MATERIAL SUPPLIED |
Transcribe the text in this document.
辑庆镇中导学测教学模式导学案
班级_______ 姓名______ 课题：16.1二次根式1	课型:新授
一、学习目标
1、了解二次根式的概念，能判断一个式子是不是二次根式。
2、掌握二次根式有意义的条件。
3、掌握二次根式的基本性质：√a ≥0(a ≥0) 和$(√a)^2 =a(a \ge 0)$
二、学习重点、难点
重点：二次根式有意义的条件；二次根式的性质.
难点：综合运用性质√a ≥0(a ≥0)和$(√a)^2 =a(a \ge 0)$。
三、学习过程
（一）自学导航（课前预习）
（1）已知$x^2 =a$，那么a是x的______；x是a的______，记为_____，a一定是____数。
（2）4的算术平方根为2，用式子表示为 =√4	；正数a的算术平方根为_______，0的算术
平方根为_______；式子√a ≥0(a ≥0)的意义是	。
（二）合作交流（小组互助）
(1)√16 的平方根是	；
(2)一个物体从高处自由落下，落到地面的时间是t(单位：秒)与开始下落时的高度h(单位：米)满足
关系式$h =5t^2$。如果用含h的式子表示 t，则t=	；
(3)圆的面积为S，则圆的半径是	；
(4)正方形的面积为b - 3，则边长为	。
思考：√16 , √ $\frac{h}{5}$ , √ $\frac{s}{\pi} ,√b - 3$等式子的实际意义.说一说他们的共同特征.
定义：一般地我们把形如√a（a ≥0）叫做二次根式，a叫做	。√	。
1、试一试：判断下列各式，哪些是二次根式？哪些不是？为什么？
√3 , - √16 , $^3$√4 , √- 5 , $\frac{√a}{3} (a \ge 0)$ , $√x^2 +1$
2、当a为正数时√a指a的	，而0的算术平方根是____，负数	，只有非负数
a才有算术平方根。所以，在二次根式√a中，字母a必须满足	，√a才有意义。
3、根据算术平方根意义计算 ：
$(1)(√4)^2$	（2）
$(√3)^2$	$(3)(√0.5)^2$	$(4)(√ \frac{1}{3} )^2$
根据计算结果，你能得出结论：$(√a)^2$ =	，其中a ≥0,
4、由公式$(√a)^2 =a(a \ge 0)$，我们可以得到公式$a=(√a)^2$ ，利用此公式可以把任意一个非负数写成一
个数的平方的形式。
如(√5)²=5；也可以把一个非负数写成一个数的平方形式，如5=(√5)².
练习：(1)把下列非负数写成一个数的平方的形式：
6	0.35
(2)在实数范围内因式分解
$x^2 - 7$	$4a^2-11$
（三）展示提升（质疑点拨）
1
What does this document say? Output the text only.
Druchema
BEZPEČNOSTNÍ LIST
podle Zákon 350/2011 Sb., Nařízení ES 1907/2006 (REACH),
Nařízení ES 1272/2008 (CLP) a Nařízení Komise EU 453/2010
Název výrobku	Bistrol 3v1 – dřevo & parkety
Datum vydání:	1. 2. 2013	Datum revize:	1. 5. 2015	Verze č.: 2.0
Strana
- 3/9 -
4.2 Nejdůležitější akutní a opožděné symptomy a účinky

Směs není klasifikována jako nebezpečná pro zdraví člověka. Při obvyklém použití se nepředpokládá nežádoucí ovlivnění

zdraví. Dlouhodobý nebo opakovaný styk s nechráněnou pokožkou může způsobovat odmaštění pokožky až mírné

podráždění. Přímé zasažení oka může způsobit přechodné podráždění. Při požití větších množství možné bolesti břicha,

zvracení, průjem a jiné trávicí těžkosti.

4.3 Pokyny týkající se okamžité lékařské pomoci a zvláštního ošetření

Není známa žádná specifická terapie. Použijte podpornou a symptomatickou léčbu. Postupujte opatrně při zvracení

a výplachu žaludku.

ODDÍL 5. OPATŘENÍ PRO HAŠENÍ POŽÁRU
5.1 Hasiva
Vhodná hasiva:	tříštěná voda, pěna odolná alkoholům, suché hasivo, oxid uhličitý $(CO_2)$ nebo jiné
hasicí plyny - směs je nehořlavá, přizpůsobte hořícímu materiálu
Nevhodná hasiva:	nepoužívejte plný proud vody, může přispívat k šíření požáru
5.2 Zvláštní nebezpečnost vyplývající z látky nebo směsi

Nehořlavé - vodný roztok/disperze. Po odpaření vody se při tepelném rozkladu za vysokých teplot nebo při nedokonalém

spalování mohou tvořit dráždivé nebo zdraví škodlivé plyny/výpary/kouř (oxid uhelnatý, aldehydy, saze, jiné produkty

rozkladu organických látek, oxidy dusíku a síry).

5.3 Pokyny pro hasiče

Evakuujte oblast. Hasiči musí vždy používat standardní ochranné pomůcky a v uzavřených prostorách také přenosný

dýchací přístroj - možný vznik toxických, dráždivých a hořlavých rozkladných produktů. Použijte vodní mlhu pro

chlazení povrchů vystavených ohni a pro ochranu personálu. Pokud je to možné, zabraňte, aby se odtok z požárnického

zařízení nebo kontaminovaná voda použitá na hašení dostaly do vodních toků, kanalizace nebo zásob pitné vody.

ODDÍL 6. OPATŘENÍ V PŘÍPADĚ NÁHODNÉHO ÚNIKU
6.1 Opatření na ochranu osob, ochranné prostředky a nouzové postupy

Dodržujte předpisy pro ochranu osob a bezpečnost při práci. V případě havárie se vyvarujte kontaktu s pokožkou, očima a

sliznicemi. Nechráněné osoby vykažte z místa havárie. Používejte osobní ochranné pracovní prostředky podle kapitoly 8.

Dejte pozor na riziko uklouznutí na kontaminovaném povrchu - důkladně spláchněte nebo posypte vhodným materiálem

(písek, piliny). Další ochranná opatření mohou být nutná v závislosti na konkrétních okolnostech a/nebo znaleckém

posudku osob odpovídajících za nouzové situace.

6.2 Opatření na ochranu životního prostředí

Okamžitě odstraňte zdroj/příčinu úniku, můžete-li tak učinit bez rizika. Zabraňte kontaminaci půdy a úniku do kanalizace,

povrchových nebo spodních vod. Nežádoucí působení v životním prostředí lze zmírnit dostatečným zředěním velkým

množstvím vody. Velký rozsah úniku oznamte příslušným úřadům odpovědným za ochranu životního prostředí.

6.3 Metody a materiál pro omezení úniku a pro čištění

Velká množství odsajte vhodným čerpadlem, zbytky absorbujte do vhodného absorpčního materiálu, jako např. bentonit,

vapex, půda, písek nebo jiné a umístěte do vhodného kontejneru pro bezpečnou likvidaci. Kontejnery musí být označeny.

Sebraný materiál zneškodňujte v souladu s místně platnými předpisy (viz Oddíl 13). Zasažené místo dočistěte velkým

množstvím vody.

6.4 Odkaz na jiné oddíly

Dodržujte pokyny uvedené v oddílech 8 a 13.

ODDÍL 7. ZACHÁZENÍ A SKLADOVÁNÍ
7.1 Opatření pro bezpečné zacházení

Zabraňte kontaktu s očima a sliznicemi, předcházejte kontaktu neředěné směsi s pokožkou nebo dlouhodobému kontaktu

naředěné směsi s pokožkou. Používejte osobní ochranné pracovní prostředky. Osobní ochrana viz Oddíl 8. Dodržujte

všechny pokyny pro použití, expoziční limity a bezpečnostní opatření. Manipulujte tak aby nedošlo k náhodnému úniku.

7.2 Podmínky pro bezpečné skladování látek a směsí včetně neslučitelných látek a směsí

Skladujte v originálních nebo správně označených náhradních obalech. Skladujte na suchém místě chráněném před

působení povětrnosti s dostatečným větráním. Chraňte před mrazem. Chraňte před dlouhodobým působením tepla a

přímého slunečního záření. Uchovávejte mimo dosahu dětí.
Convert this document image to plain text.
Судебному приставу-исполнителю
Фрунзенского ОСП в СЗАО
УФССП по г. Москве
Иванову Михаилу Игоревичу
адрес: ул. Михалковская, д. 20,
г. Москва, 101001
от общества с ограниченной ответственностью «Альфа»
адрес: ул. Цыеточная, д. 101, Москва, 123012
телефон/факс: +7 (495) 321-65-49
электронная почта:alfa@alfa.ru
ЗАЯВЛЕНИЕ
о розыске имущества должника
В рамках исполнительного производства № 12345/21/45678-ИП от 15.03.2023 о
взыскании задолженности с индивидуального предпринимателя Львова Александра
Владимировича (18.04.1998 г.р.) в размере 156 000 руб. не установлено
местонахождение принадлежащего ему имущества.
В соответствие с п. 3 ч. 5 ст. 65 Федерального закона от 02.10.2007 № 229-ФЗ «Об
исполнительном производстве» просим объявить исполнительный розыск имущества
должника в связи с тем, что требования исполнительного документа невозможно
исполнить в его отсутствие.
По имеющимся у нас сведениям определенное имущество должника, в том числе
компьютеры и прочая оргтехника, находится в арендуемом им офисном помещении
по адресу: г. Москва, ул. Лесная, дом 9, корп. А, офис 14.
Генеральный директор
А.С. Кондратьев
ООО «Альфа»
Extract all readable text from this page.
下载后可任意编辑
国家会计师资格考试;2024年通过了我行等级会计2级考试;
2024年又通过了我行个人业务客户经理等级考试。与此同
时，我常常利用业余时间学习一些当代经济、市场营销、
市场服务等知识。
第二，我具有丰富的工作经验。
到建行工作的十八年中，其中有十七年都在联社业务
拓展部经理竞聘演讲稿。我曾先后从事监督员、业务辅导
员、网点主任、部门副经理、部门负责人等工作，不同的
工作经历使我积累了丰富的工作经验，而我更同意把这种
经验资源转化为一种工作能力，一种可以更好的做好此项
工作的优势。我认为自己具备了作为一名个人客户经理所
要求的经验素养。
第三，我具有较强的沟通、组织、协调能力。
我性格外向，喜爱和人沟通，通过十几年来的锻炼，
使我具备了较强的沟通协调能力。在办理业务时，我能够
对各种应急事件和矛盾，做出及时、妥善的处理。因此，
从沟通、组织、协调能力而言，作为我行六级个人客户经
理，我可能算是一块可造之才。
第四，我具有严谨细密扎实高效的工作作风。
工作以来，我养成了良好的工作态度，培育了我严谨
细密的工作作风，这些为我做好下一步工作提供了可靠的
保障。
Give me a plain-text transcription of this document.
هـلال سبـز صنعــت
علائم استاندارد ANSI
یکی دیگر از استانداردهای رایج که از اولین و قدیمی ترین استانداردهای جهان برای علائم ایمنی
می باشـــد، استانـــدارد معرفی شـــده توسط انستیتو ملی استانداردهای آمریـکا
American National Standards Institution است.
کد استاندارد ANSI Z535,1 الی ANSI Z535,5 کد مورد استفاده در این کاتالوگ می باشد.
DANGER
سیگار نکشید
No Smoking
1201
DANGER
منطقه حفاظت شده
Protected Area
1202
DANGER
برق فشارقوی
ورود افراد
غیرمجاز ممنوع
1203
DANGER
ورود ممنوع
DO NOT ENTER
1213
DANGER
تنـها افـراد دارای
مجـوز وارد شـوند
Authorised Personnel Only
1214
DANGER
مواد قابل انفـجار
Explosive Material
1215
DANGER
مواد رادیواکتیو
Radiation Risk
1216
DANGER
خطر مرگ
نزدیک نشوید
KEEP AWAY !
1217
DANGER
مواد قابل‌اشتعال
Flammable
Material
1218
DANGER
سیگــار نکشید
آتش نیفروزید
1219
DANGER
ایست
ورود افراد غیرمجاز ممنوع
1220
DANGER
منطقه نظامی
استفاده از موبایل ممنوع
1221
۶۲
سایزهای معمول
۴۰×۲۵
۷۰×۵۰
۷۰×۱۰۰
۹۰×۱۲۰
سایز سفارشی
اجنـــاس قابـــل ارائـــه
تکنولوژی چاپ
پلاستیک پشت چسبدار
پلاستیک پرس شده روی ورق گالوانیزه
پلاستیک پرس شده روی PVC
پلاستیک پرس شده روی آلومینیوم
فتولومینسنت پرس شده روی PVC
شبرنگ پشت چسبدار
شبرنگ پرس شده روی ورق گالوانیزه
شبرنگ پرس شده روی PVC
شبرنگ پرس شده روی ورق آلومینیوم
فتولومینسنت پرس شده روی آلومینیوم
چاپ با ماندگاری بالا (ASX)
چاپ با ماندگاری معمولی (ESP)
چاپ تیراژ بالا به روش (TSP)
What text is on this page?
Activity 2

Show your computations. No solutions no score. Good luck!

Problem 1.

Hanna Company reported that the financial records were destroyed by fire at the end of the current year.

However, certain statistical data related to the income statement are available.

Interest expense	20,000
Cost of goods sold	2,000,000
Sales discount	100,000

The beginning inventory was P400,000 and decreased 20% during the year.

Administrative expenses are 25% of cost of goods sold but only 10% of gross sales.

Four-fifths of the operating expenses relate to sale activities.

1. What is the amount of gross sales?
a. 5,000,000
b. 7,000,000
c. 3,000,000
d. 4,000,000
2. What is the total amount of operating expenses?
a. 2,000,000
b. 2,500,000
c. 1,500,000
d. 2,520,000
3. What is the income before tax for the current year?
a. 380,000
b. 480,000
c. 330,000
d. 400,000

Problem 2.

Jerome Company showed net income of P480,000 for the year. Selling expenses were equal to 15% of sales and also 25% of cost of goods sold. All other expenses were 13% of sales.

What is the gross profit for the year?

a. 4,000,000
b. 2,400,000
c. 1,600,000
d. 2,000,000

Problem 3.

TASK |
Filter the listing above for the string "text" and copy every matching line.

OUTPUT FOR THIS EXERCISE |
Transcribe the text in this document.
What does this document say? Output the text only.
Convert this document image to plain text.
Extract all readable text from this page.
Give me a plain-text transcription of this document.
What text is on this page?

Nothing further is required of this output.